- [Directions]: Using the data below, gather each line that includes the word "fish".

- [Given information]:
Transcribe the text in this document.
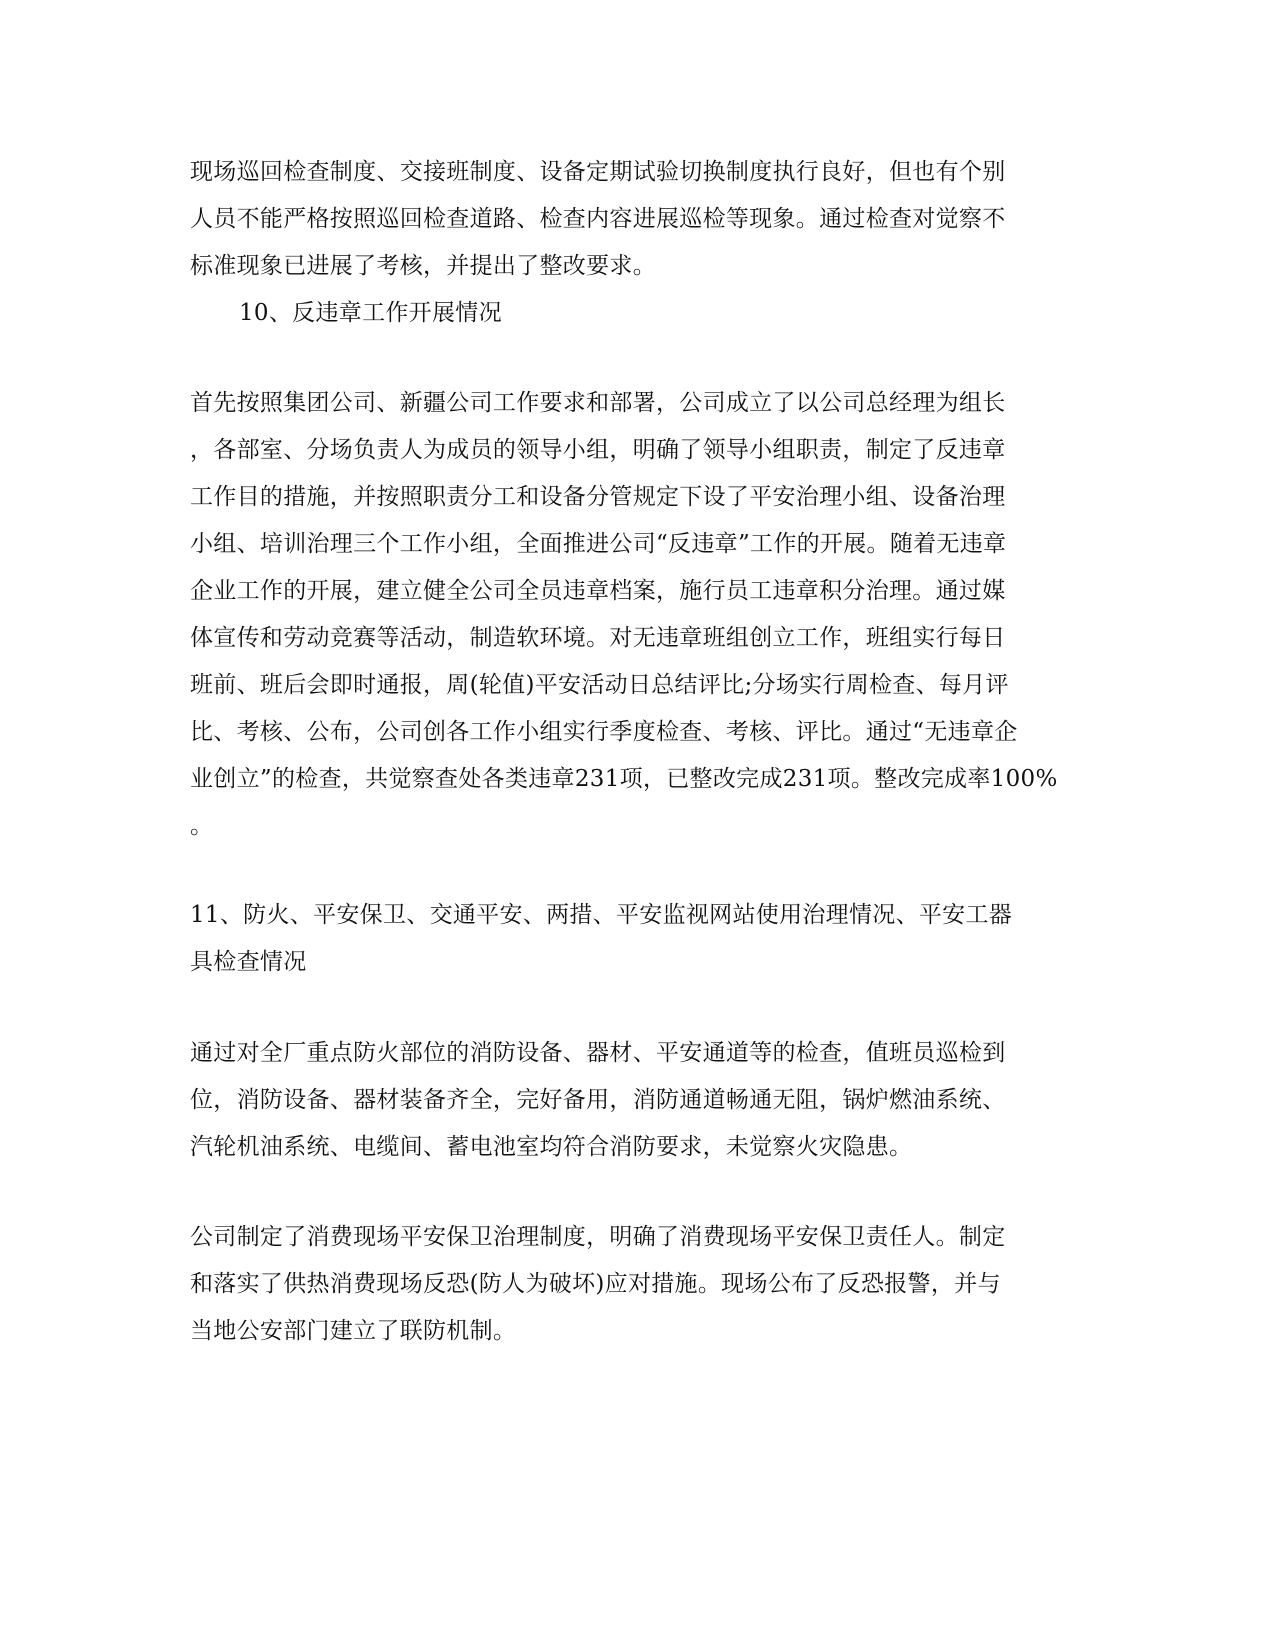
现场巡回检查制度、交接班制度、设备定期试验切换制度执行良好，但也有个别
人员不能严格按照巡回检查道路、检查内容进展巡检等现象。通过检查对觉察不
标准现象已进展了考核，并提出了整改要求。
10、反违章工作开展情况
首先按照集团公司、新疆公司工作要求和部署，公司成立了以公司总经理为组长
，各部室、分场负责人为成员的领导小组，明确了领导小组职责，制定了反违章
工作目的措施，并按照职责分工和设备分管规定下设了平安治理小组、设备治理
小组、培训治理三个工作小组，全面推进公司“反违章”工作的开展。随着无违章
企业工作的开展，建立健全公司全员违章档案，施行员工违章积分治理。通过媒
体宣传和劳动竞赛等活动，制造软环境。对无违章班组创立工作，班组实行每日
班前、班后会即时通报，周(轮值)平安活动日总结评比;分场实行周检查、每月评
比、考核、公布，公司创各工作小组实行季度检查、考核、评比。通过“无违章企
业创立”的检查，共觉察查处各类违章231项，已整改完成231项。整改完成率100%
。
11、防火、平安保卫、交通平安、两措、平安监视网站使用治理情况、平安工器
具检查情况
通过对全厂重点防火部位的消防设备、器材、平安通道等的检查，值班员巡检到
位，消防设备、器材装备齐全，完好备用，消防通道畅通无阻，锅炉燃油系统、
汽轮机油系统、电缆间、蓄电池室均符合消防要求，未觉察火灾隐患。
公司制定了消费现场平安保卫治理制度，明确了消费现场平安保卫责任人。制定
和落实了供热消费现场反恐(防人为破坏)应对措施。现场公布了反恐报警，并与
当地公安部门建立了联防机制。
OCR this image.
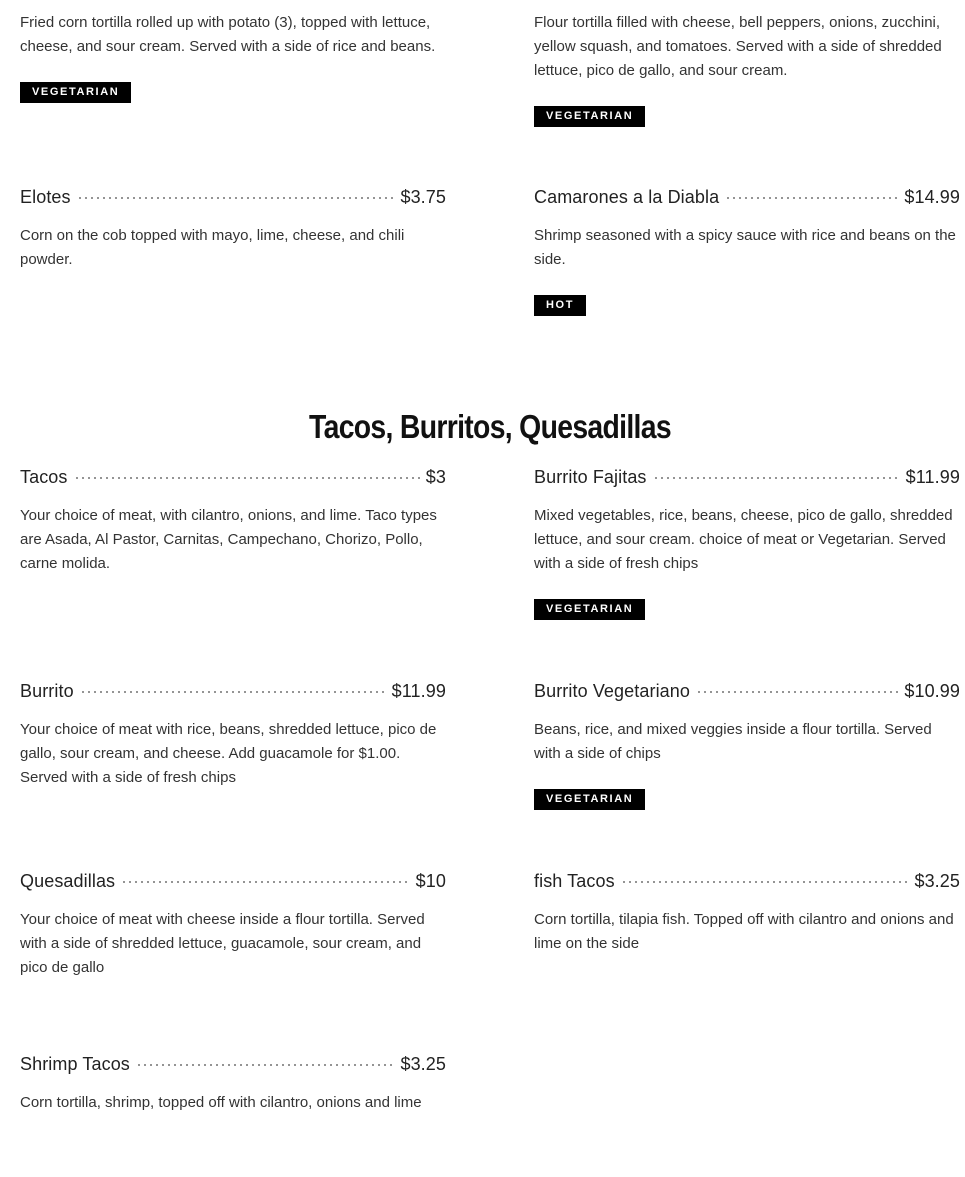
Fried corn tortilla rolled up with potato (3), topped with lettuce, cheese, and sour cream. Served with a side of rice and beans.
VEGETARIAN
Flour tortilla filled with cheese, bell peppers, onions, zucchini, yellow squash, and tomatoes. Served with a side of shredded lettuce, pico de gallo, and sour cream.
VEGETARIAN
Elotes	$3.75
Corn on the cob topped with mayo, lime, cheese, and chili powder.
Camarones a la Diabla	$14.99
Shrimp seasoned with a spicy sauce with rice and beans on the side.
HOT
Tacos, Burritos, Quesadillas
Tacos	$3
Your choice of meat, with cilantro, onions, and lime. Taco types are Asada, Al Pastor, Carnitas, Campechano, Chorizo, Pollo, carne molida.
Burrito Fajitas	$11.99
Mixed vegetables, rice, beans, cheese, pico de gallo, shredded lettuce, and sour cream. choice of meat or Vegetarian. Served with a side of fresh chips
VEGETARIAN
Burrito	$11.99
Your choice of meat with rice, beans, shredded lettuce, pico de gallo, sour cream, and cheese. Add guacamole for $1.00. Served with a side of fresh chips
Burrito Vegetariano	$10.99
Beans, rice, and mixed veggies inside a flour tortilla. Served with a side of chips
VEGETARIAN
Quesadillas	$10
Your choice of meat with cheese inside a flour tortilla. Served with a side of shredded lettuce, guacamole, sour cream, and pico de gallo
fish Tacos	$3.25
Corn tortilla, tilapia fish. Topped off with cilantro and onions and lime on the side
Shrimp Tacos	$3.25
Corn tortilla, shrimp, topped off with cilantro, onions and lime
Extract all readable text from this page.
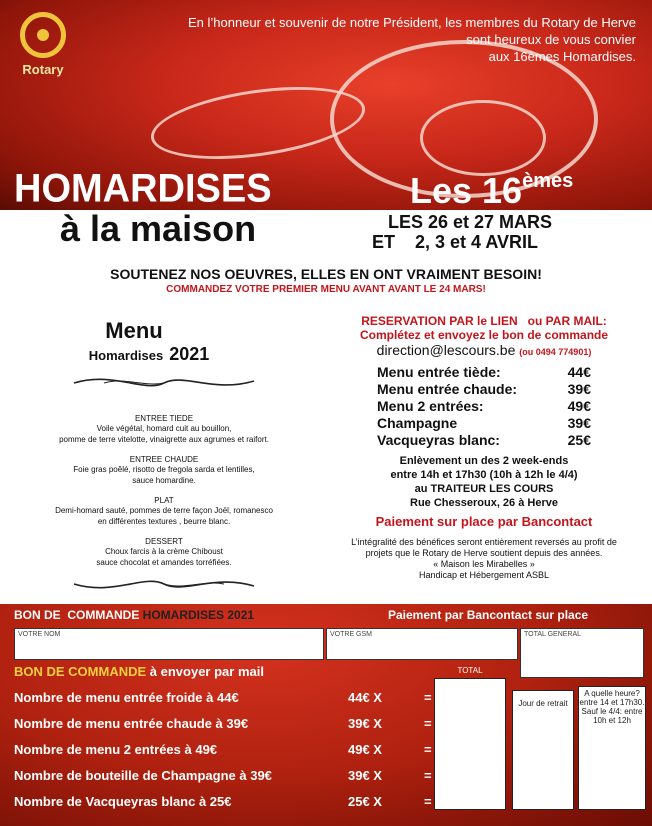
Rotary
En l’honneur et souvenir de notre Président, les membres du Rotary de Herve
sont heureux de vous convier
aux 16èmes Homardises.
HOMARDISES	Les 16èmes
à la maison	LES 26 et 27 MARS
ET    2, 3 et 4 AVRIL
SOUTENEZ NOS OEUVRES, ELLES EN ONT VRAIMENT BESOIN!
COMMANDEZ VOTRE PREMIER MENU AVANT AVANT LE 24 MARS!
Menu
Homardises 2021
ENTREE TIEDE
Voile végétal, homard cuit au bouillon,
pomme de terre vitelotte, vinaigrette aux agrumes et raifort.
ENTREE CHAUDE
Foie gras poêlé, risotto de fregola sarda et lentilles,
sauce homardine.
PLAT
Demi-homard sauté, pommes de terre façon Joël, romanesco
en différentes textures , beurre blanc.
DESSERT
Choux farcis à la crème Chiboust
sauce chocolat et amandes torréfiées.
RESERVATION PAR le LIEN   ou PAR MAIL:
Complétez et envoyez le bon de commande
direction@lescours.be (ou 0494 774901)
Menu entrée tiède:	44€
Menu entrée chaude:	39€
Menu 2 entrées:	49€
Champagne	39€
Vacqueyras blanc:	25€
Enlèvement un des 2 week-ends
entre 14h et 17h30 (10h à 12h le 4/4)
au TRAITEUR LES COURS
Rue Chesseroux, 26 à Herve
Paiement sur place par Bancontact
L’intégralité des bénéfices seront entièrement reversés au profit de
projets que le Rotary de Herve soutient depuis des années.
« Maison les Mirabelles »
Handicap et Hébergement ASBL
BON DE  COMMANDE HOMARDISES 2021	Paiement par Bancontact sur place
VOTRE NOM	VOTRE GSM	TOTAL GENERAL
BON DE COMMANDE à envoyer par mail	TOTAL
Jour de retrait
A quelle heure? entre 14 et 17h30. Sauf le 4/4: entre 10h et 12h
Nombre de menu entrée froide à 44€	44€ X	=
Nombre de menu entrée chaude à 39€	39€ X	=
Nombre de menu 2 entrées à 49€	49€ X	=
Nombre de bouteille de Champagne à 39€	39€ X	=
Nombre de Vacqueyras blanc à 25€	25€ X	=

- [Task response]:
fish Tacos	$3.25
Corn tortilla, tilapia fish. Topped off with cilantro and onions and lime on the side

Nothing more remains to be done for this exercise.